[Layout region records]
>> begin

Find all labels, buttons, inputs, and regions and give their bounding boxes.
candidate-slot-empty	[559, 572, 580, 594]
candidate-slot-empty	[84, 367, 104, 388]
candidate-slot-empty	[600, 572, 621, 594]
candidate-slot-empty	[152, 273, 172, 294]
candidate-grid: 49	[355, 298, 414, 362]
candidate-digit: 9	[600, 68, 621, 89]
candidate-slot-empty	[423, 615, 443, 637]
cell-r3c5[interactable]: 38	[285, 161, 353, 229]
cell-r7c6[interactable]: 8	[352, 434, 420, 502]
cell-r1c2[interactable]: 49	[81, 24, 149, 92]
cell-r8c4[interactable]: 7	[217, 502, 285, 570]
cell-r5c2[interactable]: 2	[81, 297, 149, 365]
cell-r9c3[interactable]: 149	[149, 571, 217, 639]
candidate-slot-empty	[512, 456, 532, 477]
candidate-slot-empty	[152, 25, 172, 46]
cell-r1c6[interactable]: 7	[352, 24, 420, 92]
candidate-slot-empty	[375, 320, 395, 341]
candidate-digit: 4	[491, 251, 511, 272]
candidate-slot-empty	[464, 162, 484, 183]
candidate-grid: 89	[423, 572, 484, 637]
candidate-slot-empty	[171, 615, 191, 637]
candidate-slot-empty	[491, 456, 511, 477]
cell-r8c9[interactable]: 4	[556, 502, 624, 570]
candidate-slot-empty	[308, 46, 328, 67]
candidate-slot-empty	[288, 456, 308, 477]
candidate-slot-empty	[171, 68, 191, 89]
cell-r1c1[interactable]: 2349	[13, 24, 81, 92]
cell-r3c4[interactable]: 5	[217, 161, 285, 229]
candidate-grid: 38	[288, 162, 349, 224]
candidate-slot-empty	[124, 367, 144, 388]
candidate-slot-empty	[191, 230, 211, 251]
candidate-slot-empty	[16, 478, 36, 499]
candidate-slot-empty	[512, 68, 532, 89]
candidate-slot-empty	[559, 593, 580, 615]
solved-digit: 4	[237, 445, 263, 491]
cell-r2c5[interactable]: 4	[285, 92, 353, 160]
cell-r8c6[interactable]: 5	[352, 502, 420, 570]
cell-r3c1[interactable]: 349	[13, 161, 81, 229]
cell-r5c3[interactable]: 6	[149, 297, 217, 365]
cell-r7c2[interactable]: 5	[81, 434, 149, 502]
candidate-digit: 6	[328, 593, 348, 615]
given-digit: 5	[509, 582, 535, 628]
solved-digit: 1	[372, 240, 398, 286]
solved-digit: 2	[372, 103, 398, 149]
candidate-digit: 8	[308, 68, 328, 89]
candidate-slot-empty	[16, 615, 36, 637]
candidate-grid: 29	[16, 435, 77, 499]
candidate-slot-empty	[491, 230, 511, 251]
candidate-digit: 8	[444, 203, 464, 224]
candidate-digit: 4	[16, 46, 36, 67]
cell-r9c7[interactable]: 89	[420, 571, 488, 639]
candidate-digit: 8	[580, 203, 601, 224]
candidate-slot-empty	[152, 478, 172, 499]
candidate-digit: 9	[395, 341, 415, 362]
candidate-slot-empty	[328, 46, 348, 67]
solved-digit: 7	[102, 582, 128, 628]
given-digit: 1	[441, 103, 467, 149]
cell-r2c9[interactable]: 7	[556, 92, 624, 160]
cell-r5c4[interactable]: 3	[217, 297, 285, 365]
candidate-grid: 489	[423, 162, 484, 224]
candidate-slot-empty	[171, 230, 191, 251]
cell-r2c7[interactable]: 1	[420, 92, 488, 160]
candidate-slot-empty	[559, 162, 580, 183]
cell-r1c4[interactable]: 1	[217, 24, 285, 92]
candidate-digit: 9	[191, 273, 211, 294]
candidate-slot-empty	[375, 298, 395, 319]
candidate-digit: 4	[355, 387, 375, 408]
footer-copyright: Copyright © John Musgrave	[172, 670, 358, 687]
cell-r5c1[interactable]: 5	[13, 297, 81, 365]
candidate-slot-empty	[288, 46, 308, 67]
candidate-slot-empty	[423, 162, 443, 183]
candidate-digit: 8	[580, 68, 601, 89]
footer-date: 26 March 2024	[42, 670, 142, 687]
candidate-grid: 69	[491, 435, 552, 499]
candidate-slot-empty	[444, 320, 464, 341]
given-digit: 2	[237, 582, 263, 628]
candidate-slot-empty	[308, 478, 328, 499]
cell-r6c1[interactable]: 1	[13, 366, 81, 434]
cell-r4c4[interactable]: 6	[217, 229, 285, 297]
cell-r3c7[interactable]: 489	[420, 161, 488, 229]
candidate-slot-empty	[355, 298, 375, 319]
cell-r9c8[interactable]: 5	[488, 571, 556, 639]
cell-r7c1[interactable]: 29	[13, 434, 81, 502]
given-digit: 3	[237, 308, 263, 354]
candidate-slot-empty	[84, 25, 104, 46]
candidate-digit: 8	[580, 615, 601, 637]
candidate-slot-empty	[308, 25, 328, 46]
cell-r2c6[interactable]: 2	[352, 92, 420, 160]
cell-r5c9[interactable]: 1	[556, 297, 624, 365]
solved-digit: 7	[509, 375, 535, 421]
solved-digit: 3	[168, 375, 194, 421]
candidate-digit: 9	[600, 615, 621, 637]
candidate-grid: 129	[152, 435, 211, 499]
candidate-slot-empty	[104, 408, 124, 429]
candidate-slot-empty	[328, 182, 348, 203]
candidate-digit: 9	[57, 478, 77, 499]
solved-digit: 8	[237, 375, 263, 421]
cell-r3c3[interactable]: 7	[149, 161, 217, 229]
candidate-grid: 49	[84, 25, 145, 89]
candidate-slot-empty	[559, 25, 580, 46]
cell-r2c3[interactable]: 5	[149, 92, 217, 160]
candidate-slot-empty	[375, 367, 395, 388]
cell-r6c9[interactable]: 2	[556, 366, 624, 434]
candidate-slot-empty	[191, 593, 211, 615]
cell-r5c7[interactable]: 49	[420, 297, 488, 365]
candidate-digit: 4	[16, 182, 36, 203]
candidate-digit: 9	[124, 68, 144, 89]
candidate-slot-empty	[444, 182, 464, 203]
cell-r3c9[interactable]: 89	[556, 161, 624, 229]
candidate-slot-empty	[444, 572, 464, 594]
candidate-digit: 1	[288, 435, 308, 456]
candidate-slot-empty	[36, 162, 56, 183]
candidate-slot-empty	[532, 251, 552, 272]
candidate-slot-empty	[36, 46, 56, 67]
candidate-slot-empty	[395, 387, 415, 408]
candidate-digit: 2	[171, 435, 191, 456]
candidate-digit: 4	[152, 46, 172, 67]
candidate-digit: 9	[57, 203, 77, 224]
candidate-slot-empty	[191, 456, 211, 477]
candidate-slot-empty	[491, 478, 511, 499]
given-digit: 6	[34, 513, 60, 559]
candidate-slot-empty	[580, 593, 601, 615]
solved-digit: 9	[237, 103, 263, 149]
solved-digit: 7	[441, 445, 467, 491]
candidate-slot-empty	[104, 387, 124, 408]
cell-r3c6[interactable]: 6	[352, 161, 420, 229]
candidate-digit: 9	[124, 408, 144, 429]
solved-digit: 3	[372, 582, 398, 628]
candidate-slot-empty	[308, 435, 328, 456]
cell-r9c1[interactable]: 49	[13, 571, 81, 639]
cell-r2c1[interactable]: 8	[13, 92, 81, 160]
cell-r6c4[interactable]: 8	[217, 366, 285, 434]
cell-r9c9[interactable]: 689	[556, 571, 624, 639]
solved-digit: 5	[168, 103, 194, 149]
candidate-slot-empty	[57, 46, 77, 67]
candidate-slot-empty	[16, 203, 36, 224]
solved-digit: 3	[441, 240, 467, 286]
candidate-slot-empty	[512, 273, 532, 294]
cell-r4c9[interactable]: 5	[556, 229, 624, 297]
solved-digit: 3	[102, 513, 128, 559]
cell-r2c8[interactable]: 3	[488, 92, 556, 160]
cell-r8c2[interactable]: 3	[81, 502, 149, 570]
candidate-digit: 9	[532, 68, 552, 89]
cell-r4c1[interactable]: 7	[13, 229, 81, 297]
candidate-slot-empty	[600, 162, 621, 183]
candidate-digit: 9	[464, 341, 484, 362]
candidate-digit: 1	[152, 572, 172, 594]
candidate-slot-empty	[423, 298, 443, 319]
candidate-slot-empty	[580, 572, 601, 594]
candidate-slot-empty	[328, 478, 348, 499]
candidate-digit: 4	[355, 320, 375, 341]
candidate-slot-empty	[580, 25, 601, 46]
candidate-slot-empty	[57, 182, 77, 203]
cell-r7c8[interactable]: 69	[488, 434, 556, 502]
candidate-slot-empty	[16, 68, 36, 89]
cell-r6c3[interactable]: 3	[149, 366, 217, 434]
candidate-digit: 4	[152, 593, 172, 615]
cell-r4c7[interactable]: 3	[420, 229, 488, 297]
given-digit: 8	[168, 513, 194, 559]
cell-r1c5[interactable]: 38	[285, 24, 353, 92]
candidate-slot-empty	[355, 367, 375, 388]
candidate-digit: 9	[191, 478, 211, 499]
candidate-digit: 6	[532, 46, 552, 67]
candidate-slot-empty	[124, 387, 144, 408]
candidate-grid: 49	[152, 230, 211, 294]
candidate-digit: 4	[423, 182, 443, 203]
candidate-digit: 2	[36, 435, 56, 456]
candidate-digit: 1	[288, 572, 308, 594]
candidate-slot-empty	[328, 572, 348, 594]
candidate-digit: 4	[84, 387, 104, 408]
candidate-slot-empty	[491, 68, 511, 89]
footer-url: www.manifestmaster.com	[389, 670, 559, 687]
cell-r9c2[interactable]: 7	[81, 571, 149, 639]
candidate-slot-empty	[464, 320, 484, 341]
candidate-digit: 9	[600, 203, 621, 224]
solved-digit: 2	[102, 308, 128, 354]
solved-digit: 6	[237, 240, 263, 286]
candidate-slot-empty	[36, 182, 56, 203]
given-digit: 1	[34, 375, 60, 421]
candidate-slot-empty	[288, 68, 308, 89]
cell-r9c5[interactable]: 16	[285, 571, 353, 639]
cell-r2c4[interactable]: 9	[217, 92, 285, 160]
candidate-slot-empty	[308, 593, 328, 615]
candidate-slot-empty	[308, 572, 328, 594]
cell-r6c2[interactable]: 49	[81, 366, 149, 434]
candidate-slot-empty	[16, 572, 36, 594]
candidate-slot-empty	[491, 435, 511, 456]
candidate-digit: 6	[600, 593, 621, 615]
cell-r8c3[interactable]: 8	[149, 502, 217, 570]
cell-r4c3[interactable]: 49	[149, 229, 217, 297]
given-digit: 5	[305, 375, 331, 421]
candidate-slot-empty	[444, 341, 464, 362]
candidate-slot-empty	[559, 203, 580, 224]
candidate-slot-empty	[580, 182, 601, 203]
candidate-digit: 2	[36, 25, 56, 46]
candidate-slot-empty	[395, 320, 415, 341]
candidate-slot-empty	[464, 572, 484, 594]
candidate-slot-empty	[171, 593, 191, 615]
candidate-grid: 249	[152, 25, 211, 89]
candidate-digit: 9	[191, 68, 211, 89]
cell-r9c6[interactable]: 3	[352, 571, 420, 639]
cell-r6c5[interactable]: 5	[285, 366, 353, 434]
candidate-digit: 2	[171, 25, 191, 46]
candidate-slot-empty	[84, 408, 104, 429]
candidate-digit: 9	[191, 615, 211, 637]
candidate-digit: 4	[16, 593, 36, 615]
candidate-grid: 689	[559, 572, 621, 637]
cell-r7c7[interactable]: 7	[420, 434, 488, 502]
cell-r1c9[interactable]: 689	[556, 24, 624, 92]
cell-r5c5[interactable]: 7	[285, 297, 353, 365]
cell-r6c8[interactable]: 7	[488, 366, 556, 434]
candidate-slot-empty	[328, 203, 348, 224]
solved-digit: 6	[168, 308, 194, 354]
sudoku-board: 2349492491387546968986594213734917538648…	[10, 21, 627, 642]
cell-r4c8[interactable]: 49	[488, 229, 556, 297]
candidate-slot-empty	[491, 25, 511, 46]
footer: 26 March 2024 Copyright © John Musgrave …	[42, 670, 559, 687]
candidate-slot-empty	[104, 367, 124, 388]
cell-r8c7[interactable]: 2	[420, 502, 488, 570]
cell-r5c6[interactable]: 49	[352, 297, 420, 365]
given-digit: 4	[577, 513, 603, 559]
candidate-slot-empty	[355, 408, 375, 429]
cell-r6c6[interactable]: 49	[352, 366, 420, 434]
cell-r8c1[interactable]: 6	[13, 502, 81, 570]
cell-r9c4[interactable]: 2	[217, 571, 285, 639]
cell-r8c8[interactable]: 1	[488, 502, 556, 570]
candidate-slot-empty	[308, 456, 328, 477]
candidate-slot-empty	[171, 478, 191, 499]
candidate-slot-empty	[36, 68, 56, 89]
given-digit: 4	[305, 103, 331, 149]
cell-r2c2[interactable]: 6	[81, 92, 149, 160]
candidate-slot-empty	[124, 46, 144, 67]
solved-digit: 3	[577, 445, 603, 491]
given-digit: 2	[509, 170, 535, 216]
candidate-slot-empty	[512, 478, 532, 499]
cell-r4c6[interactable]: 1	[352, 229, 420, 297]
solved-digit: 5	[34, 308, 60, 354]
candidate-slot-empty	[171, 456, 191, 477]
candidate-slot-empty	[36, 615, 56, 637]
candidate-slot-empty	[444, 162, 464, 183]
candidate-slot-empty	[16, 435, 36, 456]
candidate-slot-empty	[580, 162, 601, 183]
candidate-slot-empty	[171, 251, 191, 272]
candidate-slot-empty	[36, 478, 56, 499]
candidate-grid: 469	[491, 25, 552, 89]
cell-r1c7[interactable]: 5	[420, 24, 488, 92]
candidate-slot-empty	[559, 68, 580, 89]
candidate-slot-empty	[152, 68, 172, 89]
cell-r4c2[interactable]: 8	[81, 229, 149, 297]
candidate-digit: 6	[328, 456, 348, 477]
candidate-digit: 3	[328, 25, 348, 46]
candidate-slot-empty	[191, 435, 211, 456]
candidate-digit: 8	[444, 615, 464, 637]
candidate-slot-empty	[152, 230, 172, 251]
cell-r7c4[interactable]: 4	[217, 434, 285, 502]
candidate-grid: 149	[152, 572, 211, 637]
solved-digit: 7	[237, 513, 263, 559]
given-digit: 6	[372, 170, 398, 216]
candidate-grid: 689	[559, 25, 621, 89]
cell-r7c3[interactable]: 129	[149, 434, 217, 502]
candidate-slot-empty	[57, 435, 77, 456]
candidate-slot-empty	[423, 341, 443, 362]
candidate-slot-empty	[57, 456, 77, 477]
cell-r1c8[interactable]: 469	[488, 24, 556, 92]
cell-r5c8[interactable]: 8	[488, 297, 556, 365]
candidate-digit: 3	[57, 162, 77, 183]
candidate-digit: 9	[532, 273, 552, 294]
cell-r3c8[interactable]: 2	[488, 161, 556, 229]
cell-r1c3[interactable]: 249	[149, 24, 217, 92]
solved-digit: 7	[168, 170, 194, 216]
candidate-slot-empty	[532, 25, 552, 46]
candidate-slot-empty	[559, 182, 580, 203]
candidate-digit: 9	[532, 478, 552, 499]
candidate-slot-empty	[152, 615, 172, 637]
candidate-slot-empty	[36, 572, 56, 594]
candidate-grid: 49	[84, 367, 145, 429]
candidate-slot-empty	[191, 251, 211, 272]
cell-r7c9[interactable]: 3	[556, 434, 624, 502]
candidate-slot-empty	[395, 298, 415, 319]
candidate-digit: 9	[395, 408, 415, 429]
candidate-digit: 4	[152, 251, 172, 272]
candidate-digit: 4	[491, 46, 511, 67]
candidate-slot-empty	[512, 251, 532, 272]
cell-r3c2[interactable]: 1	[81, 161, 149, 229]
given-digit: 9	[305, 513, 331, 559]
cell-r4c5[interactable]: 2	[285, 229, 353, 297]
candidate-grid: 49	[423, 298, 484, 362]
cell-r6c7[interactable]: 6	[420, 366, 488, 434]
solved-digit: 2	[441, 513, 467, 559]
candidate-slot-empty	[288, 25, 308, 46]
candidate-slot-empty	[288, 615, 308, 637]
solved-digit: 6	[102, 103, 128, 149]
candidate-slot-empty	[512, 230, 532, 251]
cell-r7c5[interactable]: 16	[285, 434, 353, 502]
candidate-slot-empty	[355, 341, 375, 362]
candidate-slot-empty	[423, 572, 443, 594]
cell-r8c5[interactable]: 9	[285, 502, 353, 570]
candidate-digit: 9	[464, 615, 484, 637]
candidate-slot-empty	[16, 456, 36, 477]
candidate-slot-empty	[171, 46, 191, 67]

>> end

* [What to produce] Retype the stretch of rows from the first one through the row containing "571, 217, 639]", keeping every character unchanged.

* [In response]
Find all labels, buttons, inputs, and regions and give their bounding boxes.
candidate-slot-empty	[559, 572, 580, 594]
candidate-slot-empty	[84, 367, 104, 388]
candidate-slot-empty	[600, 572, 621, 594]
candidate-slot-empty	[152, 273, 172, 294]
candidate-grid: 49	[355, 298, 414, 362]
candidate-digit: 9	[600, 68, 621, 89]
candidate-slot-empty	[423, 615, 443, 637]
cell-r3c5[interactable]: 38	[285, 161, 353, 229]
cell-r7c6[interactable]: 8	[352, 434, 420, 502]
cell-r1c2[interactable]: 49	[81, 24, 149, 92]
cell-r8c4[interactable]: 7	[217, 502, 285, 570]
cell-r5c2[interactable]: 2	[81, 297, 149, 365]
cell-r9c3[interactable]: 149	[149, 571, 217, 639]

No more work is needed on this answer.